> [WHAT IS EXPECTED]: Take every line from the listing below that contains "brown".

> [RECORDS FOR THE TASK]:

***

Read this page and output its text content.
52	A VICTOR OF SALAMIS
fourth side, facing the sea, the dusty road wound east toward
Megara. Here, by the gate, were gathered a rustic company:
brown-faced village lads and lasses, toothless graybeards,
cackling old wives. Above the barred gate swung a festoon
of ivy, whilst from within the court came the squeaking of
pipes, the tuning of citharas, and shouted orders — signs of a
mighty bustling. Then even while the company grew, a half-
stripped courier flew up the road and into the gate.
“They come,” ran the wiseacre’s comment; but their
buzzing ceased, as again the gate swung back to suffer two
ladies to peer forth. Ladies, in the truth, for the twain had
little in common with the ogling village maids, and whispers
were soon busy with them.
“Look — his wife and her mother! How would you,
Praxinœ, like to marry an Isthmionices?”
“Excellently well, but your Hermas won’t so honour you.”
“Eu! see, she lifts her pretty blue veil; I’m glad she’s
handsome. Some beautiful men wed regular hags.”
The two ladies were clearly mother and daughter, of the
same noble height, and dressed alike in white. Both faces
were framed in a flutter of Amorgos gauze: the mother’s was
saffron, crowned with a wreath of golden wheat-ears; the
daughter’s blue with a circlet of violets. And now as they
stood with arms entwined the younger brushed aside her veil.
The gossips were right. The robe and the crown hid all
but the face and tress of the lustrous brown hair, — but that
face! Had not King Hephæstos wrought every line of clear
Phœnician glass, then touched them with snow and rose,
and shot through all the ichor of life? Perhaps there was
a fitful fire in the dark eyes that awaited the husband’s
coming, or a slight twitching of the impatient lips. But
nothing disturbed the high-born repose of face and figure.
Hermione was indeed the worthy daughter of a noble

***

> [SOLUTION TO THE EXERCISE]:
brown-faced village lads and lasses, toothless graybeards,
but the face and tress of the lustrous brown hair, — but that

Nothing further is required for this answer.